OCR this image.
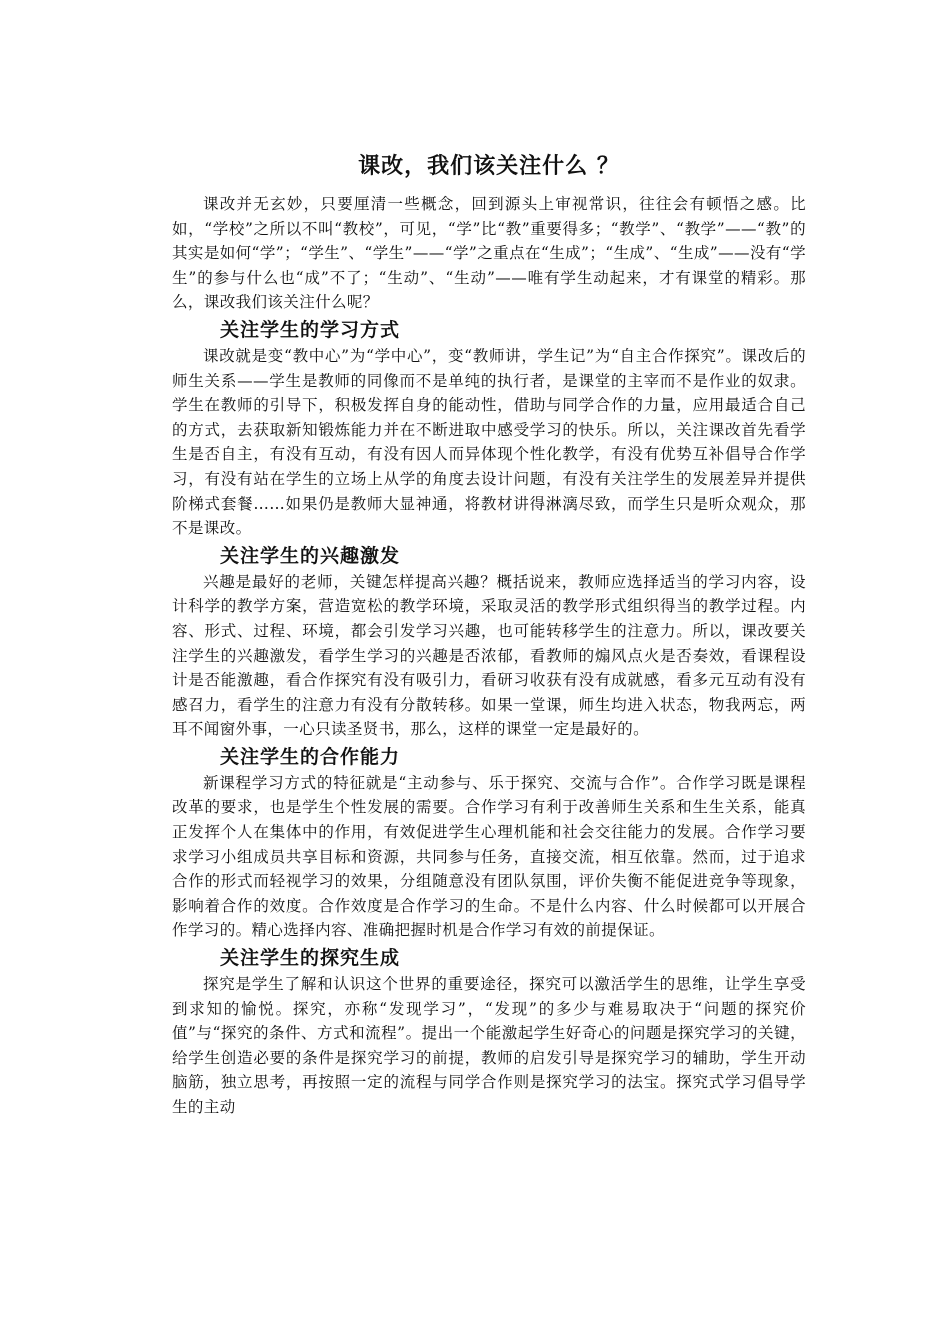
课改，我们该关注什么 ？

课改并无玄妙，只要厘清一些概念，回到源头上审视常识，往往会有顿悟之感。比如，“学校”之所以不叫“教校”，可见，“学”比“教”重要得多；“教学”、“教学”——“教”的其实是如何“学”；“学生”、“学生”——“学”之重点在“生成”；“生成”、“生成”——没有“学生”的参与什么也“成”不了；“生动”、“生动”——唯有学生动起来，才有课堂的精彩。那么，课改我们该关注什么呢？

关注学生的学习方式

课改就是变“教中心”为“学中心”，变“教师讲，学生记”为“自主合作探究”。课改后的师生关系——学生是教师的同像而不是单纯的执行者，是课堂的主宰而不是作业的奴隶。学生在教师的引导下，积极发挥自身的能动性，借助与同学合作的力量，应用最适合自己的方式，去获取新知锻炼能力并在不断进取中感受学习的快乐。所以，关注课改首先看学生是否自主，有没有互动，有没有因人而异体现个性化教学，有没有优势互补倡导合作学习，有没有站在学生的立场上从学的角度去设计问题，有没有关注学生的发展差异并提供阶梯式套餐……如果仍是教师大显神通，将教材讲得淋漓尽致，而学生只是听众观众，那不是课改。

关注学生的兴趣激发

兴趣是最好的老师，关键怎样提高兴趣？概括说来，教师应选择适当的学习内容，设计科学的教学方案，营造宽松的教学环境，采取灵活的教学形式组织得当的教学过程。内容、形式、过程、环境，都会引发学习兴趣，也可能转移学生的注意力。所以，课改要关注学生的兴趣激发，看学生学习的兴趣是否浓郁，看教师的煽风点火是否奏效，看课程设计是否能激趣，看合作探究有没有吸引力，看研习收获有没有成就感，看多元互动有没有感召力，看学生的注意力有没有分散转移。如果一堂课，师生均进入状态，物我两忘，两耳不闻窗外事，一心只读圣贤书，那么，这样的课堂一定是最好的。

关注学生的合作能力

新课程学习方式的特征就是“主动参与、乐于探究、交流与合作”。合作学习既是课程改革的要求，也是学生个性发展的需要。合作学习有利于改善师生关系和生生关系，能真正发挥个人在集体中的作用，有效促进学生心理机能和社会交往能力的发展。合作学习要求学习小组成员共享目标和资源，共同参与任务，直接交流，相互依靠。然而，过于追求合作的形式而轻视学习的效果，分组随意没有团队氛围，评价失衡不能促进竞争等现象，影响着合作的效度。合作效度是合作学习的生命。不是什么内容、什么时候都可以开展合作学习的。精心选择内容、准确把握时机是合作学习有效的前提保证。

关注学生的探究生成

探究是学生了解和认识这个世界的重要途径，探究可以激活学生的思维，让学生享受到求知的愉悦。探究，亦称“发现学习”，“发现”的多少与难易取决于“问题的探究价值”与“探究的条件、方式和流程”。提出一个能激起学生好奇心的问题是探究学习的关键，给学生创造必要的条件是探究学习的前提，教师的启发引导是探究学习的辅助，学生开动脑筋，独立思考，再按照一定的流程与同学合作则是探究学习的法宝。探究式学习倡导学生的主动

|---|

> _Given instruction_
Excluding the pictures, reproduce every entry exactly as given.

> _Result for this exercise_
OCR this image.
课改，我们该关注什么 ？

课改并无玄妙，只要厘清一些概念，回到源头上审视常识，往往会有顿悟之感。比如，“学校”之所以不叫“教校”，可见，“学”比“教”重要得多；“教学”、“教学”——“教”的其实是如何“学”；“学生”、“学生”——“学”之重点在“生成”；“生成”、“生成”——没有“学生”的参与什么也“成”不了；“生动”、“生动”——唯有学生动起来，才有课堂的精彩。那么，课改我们该关注什么呢？

关注学生的学习方式

课改就是变“教中心”为“学中心”，变“教师讲，学生记”为“自主合作探究”。课改后的师生关系——学生是教师的同像而不是单纯的执行者，是课堂的主宰而不是作业的奴隶。学生在教师的引导下，积极发挥自身的能动性，借助与同学合作的力量，应用最适合自己的方式，去获取新知锻炼能力并在不断进取中感受学习的快乐。所以，关注课改首先看学生是否自主，有没有互动，有没有因人而异体现个性化教学，有没有优势互补倡导合作学习，有没有站在学生的立场上从学的角度去设计问题，有没有关注学生的发展差异并提供阶梯式套餐……如果仍是教师大显神通，将教材讲得淋漓尽致，而学生只是听众观众，那不是课改。

关注学生的兴趣激发

兴趣是最好的老师，关键怎样提高兴趣？概括说来，教师应选择适当的学习内容，设计科学的教学方案，营造宽松的教学环境，采取灵活的教学形式组织得当的教学过程。内容、形式、过程、环境，都会引发学习兴趣，也可能转移学生的注意力。所以，课改要关注学生的兴趣激发，看学生学习的兴趣是否浓郁，看教师的煽风点火是否奏效，看课程设计是否能激趣，看合作探究有没有吸引力，看研习收获有没有成就感，看多元互动有没有感召力，看学生的注意力有没有分散转移。如果一堂课，师生均进入状态，物我两忘，两耳不闻窗外事，一心只读圣贤书，那么，这样的课堂一定是最好的。

关注学生的合作能力

新课程学习方式的特征就是“主动参与、乐于探究、交流与合作”。合作学习既是课程改革的要求，也是学生个性发展的需要。合作学习有利于改善师生关系和生生关系，能真正发挥个人在集体中的作用，有效促进学生心理机能和社会交往能力的发展。合作学习要求学习小组成员共享目标和资源，共同参与任务，直接交流，相互依靠。然而，过于追求合作的形式而轻视学习的效果，分组随意没有团队氛围，评价失衡不能促进竞争等现象，影响着合作的效度。合作效度是合作学习的生命。不是什么内容、什么时候都可以开展合作学习的。精心选择内容、准确把握时机是合作学习有效的前提保证。

关注学生的探究生成

探究是学生了解和认识这个世界的重要途径，探究可以激活学生的思维，让学生享受到求知的愉悦。探究，亦称“发现学习”，“发现”的多少与难易取决于“问题的探究价值”与“探究的条件、方式和流程”。提出一个能激起学生好奇心的问题是探究学习的关键，给学生创造必要的条件是探究学习的前提，教师的启发引导是探究学习的辅助，学生开动脑筋，独立思考，再按照一定的流程与同学合作则是探究学习的法宝。探究式学习倡导学生的主动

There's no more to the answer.